*Instructions for the task*. Find the word "JSON" in the material below and gather every line that contains it.

*Data provided*.
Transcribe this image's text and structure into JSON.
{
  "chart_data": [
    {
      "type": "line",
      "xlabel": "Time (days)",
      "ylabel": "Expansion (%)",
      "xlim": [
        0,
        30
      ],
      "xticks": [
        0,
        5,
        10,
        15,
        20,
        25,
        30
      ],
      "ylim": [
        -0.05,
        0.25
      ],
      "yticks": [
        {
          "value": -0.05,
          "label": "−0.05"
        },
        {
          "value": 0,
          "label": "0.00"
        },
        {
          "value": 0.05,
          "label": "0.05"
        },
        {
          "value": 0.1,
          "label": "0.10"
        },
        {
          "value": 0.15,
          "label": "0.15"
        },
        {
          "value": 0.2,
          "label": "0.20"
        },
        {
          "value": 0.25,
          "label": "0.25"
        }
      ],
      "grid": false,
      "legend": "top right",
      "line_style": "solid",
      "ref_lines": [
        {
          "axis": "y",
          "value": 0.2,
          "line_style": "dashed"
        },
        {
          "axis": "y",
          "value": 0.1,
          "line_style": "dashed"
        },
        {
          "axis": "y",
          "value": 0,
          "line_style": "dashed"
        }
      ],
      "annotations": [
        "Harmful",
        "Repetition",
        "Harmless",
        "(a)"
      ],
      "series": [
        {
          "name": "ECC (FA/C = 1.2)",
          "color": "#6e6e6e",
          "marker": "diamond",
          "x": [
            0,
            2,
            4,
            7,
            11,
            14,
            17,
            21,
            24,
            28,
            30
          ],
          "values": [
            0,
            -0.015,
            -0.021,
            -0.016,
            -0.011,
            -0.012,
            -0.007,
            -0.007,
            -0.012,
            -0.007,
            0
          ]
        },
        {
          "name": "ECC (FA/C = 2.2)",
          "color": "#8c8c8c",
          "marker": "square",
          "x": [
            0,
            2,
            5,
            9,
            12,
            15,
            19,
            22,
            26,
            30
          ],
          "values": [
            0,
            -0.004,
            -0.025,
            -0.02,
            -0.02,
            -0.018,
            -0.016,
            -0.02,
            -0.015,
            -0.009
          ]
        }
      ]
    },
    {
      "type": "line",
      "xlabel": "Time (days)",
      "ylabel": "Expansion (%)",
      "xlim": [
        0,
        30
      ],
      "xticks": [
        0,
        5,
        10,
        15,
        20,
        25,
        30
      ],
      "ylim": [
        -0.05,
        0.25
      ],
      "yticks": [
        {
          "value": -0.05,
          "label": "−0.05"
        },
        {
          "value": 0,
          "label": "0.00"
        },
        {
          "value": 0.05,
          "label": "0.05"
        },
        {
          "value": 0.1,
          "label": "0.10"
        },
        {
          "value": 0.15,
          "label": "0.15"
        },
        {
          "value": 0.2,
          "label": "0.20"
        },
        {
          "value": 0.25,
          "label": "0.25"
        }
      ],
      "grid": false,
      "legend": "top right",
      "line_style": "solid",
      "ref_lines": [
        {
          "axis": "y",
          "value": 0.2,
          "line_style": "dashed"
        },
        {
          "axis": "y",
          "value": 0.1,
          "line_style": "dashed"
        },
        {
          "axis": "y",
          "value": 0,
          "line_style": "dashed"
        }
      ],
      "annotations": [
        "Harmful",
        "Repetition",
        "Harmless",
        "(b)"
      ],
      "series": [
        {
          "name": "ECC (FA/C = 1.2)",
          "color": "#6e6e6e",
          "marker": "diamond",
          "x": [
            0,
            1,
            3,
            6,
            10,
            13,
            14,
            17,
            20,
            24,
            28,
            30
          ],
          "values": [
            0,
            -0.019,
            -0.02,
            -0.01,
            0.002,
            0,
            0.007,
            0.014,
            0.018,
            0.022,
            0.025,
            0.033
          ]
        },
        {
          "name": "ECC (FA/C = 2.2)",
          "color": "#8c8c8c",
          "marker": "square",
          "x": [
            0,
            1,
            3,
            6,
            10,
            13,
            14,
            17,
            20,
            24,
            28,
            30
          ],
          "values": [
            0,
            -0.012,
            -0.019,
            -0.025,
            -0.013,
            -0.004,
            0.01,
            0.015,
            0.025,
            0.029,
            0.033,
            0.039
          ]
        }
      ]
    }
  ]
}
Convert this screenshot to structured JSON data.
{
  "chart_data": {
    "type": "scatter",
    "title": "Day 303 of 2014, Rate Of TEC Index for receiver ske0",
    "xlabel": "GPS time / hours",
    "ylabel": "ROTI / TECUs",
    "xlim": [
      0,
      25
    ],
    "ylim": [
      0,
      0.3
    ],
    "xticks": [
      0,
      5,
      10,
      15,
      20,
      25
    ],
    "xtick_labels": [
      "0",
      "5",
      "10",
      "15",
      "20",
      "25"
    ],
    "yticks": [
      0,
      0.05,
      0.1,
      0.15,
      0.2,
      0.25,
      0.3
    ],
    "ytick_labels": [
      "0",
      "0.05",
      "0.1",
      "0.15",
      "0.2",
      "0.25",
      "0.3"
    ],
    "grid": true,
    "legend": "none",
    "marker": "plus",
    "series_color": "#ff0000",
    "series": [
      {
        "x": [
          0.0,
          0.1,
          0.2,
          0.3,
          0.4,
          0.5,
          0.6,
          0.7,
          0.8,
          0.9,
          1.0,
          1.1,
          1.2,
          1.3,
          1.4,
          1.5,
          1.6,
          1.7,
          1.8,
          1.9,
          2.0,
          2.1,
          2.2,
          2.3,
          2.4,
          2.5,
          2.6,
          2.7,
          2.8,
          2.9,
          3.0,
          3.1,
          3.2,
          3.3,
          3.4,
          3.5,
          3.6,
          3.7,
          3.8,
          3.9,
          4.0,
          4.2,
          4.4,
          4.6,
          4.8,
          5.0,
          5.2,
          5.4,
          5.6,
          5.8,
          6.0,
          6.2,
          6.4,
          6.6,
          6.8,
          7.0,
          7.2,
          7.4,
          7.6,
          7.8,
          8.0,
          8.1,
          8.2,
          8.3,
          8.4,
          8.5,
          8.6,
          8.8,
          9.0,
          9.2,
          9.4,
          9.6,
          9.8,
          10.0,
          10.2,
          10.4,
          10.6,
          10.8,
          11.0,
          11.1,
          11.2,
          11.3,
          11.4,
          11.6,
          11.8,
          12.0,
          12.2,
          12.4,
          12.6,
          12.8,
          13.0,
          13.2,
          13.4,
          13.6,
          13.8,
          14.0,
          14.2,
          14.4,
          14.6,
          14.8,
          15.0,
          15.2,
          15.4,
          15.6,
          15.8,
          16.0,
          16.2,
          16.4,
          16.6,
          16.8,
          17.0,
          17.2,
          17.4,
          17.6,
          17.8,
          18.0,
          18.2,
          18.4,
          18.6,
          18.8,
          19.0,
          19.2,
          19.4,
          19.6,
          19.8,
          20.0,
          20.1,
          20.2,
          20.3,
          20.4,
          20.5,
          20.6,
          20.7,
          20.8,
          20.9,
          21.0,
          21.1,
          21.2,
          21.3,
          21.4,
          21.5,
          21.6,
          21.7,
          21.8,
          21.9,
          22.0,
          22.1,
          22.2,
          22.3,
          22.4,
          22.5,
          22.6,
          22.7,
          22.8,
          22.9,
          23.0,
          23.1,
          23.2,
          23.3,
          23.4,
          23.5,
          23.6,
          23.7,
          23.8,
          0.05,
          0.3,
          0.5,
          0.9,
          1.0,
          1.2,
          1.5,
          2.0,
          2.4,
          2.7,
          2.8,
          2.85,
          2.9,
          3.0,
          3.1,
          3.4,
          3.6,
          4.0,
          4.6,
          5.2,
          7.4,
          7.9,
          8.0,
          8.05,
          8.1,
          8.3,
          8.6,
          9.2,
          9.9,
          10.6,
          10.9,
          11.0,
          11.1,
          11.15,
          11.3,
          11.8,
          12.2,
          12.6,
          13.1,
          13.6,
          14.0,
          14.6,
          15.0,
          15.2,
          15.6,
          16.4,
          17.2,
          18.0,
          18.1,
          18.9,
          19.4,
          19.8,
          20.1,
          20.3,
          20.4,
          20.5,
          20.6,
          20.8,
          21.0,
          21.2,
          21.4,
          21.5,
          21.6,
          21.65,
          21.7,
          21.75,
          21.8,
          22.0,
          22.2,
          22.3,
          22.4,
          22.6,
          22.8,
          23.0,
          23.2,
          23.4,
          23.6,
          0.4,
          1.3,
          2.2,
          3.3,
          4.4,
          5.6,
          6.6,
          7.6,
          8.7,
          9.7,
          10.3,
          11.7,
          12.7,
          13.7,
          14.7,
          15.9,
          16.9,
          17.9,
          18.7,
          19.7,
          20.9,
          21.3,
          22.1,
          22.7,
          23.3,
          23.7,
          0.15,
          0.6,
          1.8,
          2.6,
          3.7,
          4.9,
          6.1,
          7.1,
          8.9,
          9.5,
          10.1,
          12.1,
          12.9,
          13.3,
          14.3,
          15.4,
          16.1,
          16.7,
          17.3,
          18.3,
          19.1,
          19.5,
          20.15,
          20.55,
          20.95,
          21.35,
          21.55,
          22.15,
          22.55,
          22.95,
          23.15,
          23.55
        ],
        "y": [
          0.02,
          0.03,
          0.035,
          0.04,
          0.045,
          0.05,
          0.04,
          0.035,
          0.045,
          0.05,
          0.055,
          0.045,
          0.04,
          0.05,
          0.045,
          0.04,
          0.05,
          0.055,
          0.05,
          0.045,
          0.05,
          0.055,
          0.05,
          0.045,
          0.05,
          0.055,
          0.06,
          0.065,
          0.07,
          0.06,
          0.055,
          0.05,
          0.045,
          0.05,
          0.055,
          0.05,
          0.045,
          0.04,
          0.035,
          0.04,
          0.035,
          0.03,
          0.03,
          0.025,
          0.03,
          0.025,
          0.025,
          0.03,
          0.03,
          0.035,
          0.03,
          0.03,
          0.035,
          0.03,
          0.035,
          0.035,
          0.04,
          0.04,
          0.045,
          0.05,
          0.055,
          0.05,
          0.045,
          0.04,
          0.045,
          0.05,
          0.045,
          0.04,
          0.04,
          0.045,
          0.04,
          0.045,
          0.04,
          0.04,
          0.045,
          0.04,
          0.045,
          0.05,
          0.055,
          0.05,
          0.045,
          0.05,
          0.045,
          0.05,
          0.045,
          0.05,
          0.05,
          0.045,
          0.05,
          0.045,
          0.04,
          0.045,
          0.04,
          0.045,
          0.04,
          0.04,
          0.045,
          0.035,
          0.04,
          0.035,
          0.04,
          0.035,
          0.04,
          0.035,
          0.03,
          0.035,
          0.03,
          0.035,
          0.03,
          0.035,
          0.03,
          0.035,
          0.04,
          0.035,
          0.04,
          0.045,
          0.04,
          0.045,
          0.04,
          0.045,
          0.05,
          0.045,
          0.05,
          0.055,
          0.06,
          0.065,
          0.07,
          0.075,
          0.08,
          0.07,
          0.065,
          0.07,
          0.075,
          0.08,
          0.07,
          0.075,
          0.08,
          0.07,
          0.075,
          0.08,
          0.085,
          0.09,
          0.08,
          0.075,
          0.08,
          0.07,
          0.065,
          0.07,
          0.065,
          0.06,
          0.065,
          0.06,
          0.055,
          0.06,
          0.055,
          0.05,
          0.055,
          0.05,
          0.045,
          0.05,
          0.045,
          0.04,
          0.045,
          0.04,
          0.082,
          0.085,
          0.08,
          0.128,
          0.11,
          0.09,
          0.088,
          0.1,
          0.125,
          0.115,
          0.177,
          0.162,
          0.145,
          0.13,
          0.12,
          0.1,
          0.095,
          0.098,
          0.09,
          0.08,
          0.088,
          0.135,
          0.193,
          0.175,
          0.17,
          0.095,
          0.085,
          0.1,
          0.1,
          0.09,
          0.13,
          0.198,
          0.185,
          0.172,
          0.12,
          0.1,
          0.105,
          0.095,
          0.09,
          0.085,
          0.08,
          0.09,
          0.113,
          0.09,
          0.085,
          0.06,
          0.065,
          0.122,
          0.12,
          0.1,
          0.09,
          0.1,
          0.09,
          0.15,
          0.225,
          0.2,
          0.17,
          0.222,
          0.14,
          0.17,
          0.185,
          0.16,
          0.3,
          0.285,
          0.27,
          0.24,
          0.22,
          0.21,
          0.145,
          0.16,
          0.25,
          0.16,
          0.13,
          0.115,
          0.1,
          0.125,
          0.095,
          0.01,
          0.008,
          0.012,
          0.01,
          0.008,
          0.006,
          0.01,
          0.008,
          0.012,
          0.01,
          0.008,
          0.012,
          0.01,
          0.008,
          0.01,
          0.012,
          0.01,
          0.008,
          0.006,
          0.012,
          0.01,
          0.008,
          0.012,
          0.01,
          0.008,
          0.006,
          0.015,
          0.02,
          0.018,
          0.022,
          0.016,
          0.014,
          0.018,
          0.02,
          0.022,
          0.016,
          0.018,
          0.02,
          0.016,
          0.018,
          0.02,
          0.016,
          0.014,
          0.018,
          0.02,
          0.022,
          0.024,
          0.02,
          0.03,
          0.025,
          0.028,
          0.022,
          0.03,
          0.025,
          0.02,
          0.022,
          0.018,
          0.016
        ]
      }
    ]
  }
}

*The reply*.
Transcribe this image's text and structure into JSON.
Convert this screenshot to structured JSON data.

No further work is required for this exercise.